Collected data
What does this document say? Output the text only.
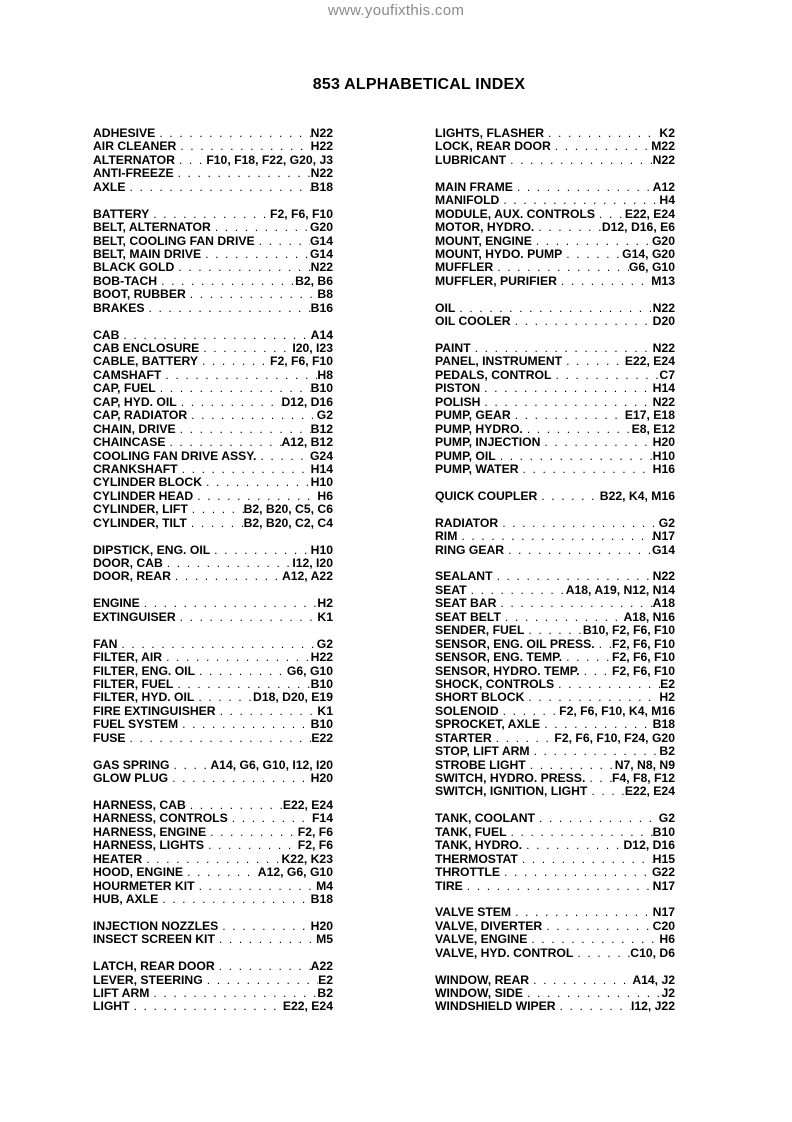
www.youfixthis.com
853 ALPHABETICAL INDEX
ADHESIVE . . .	N22
AIR CLEANER . . .	H22
ALTERNATOR . . .	F10, F18, F22, G20, J3
ANTI-FREEZE . . .	N22
AXLE . . .	B18
BATTERY . . .	F2, F6, F10
BELT, ALTERNATOR . . .	G20
BELT, COOLING FAN DRIVE . . .	G14
BELT, MAIN DRIVE . . .	G14
BLACK GOLD . . .	N22
BOB-TACH . . .	B2, B6
BOOT, RUBBER . . .	B8
BRAKES . . .	B16
CAB . . .	A14
CAB ENCLOSURE . . .	I20, I23
CABLE, BATTERY . . .	F2, F6, F10
CAMSHAFT . . .	H8
CAP, FUEL . . .	B10
CAP, HYD. OIL . . .	D12, D16
CAP, RADIATOR . . .	G2
CHAIN, DRIVE . . .	B12
CHAINCASE . . .	A12, B12
COOLING FAN DRIVE ASSY. . . .	G24
CRANKSHAFT . . .	H14
CYLINDER BLOCK . . .	H10
CYLINDER HEAD . . .	H6
CYLINDER, LIFT . . .	B2, B20, C5, C6
CYLINDER, TILT . . .	B2, B20, C2, C4
DIPSTICK, ENG. OIL . . .	H10
DOOR, CAB . . .	I12, I20
DOOR, REAR . . .	A12, A22
ENGINE . . .	H2
EXTINGUISER . . .	K1
FAN . . .	G2
FILTER, AIR . . .	H22
FILTER, ENG. OIL . . .	G6, G10
FILTER, FUEL . . .	B10
FILTER, HYD. OIL . . .	D18, D20, E19
FIRE EXTINGUISHER . . .	K1
FUEL SYSTEM . . .	B10
FUSE . . .	E22
GAS SPRING . . .	A14, G6, G10, I12, I20
GLOW PLUG . . .	H20
HARNESS, CAB . . .	E22, E24
HARNESS, CONTROLS . . .	F14
HARNESS, ENGINE . . .	F2, F6
HARNESS, LIGHTS . . .	F2, F6
HEATER . . .	K22, K23
HOOD, ENGINE . . .	A12, G6, G10
HOURMETER KIT . . .	M4
HUB, AXLE . . .	B18
INJECTION NOZZLES . . .	H20
INSECT SCREEN KIT . . .	M5
LATCH, REAR DOOR . . .	A22
LEVER, STEERING . . .	E2
LIFT ARM . . .	B2
LIGHT . . .	E22, E24
LIGHTS, FLASHER . . .	K2
LOCK, REAR DOOR . . .	M22
LUBRICANT . . .	N22
MAIN FRAME . . .	A12
MANIFOLD . . .	H4
MODULE, AUX. CONTROLS . . . E22, E24
MOTOR, HYDRO. . . .	D12, D16, E6
MOUNT, ENGINE . . .	G20
MOUNT, HYDO. PUMP . . .	G14, G20
MUFFLER . . .	G6, G10
MUFFLER, PURIFIER . . .	M13
OIL . . .	N22
OIL COOLER . . .	D20
PAINT . . .	N22
PANEL, INSTRUMENT . . .	E22, E24
PEDALS, CONTROL . . .	C7
PISTON . . .	H14
POLISH . . .	N22
PUMP, GEAR . . .	E17, E18
PUMP, HYDRO. . . .	E8, E12
PUMP, INJECTION . . .	H20
PUMP, OIL . . .	H10
PUMP, WATER . . .	H16
QUICK COUPLER . . .	B22, K4, M16
RADIATOR . . .	G2
RIM . . .	N17
RING GEAR . . .	G14
SEALANT . . .	N22
SEAT . . .	A18, A19, N12, N14
SEAT BAR . . .	A18
SEAT BELT . . .	A18, N16
SENDER, FUEL . . .	B10, F2, F6, F10
SENSOR, ENG. OIL PRESS. . . . F2, F6, F10
SENSOR, ENG. TEMP. . . .	F2, F6, F10
SENSOR, HYDRO. TEMP. . . .	F2, F6, F10
SHOCK, CONTROLS . . .	E2
SHORT BLOCK . . .	H2
SOLENOID . . .	F2, F6, F10, K4, M16
SPROCKET, AXLE . . .	B18
STARTER . . .	F2, F6, F10, F24, G20
STOP, LIFT ARM . . .	B2
STROBE LIGHT . . .	N7, N8, N9
SWITCH, HYDRO. PRESS. . . . F4, F8, F12
SWITCH, IGNITION, LIGHT . . .	E22, E24
TANK, COOLANT . . .	G2
TANK, FUEL . . .	B10
TANK, HYDRO. . . .	D12, D16
THERMOSTAT . . .	H15
THROTTLE . . .	G22
TIRE . . .	N17
VALVE STEM . . .	N17
VALVE, DIVERTER . . .	C20
VALVE, ENGINE . . .	H6
VALVE, HYD. CONTROL . . .	C10, D6
WINDOW, REAR . . .	A14, J2
WINDOW, SIDE . . .	J2
WINDSHIELD WIPER . . .	I12, J22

■ **What the task requires**
Omit the pictures and give the material again, exactly and in full.

■ **Answer to this task**
What does this document say? Output the text only.
www.youfixthis.com
853 ALPHABETICAL INDEX
ADHESIVE . . .	N22
AIR CLEANER . . .	H22
ALTERNATOR . . .	F10, F18, F22, G20, J3
ANTI-FREEZE . . .	N22
AXLE . . .	B18
BATTERY . . .	F2, F6, F10
BELT, ALTERNATOR . . .	G20
BELT, COOLING FAN DRIVE . . .	G14
BELT, MAIN DRIVE . . .	G14
BLACK GOLD . . .	N22
BOB-TACH . . .	B2, B6
BOOT, RUBBER . . .	B8
BRAKES . . .	B16
CAB . . .	A14
CAB ENCLOSURE . . .	I20, I23
CABLE, BATTERY . . .	F2, F6, F10
CAMSHAFT . . .	H8
CAP, FUEL . . .	B10
CAP, HYD. OIL . . .	D12, D16
CAP, RADIATOR . . .	G2
CHAIN, DRIVE . . .	B12
CHAINCASE . . .	A12, B12
COOLING FAN DRIVE ASSY. . . .	G24
CRANKSHAFT . . .	H14
CYLINDER BLOCK . . .	H10
CYLINDER HEAD . . .	H6
CYLINDER, LIFT . . .	B2, B20, C5, C6
CYLINDER, TILT . . .	B2, B20, C2, C4
DIPSTICK, ENG. OIL . . .	H10
DOOR, CAB . . .	I12, I20
DOOR, REAR . . .	A12, A22
ENGINE . . .	H2
EXTINGUISER . . .	K1
FAN . . .	G2
FILTER, AIR . . .	H22
FILTER, ENG. OIL . . .	G6, G10
FILTER, FUEL . . .	B10
FILTER, HYD. OIL . . .	D18, D20, E19
FIRE EXTINGUISHER . . .	K1
FUEL SYSTEM . . .	B10
FUSE . . .	E22
GAS SPRING . . .	A14, G6, G10, I12, I20
GLOW PLUG . . .	H20
HARNESS, CAB . . .	E22, E24
HARNESS, CONTROLS . . .	F14
HARNESS, ENGINE . . .	F2, F6
HARNESS, LIGHTS . . .	F2, F6
HEATER . . .	K22, K23
HOOD, ENGINE . . .	A12, G6, G10
HOURMETER KIT . . .	M4
HUB, AXLE . . .	B18
INJECTION NOZZLES . . .	H20
INSECT SCREEN KIT . . .	M5
LATCH, REAR DOOR . . .	A22
LEVER, STEERING . . .	E2
LIFT ARM . . .	B2
LIGHT . . .	E22, E24
LIGHTS, FLASHER . . .	K2
LOCK, REAR DOOR . . .	M22
LUBRICANT . . .	N22
MAIN FRAME . . .	A12
MANIFOLD . . .	H4
MODULE, AUX. CONTROLS . . . E22, E24
MOTOR, HYDRO. . . .	D12, D16, E6
MOUNT, ENGINE . . .	G20
MOUNT, HYDO. PUMP . . .	G14, G20
MUFFLER . . .	G6, G10
MUFFLER, PURIFIER . . .	M13
OIL . . .	N22
OIL COOLER . . .	D20
PAINT . . .	N22
PANEL, INSTRUMENT . . .	E22, E24
PEDALS, CONTROL . . .	C7
PISTON . . .	H14
POLISH . . .	N22
PUMP, GEAR . . .	E17, E18
PUMP, HYDRO. . . .	E8, E12
PUMP, INJECTION . . .	H20
PUMP, OIL . . .	H10
PUMP, WATER . . .	H16
QUICK COUPLER . . .	B22, K4, M16
RADIATOR . . .	G2
RIM . . .	N17
RING GEAR . . .	G14
SEALANT . . .	N22
SEAT . . .	A18, A19, N12, N14
SEAT BAR . . .	A18
SEAT BELT . . .	A18, N16
SENDER, FUEL . . .	B10, F2, F6, F10
SENSOR, ENG. OIL PRESS. . . . F2, F6, F10
SENSOR, ENG. TEMP. . . .	F2, F6, F10
SENSOR, HYDRO. TEMP. . . .	F2, F6, F10
SHOCK, CONTROLS . . .	E2
SHORT BLOCK . . .	H2
SOLENOID . . .	F2, F6, F10, K4, M16
SPROCKET, AXLE . . .	B18
STARTER . . .	F2, F6, F10, F24, G20
STOP, LIFT ARM . . .	B2
STROBE LIGHT . . .	N7, N8, N9
SWITCH, HYDRO. PRESS. . . . F4, F8, F12
SWITCH, IGNITION, LIGHT . . .	E22, E24
TANK, COOLANT . . .	G2
TANK, FUEL . . .	B10
TANK, HYDRO. . . .	D12, D16
THERMOSTAT . . .	H15
THROTTLE . . .	G22
TIRE . . .	N17
VALVE STEM . . .	N17
VALVE, DIVERTER . . .	C20
VALVE, ENGINE . . .	H6
VALVE, HYD. CONTROL . . .	C10, D6
WINDOW, REAR . . .	A14, J2
WINDOW, SIDE . . .	J2
WINDSHIELD WIPER . . .	I12, J22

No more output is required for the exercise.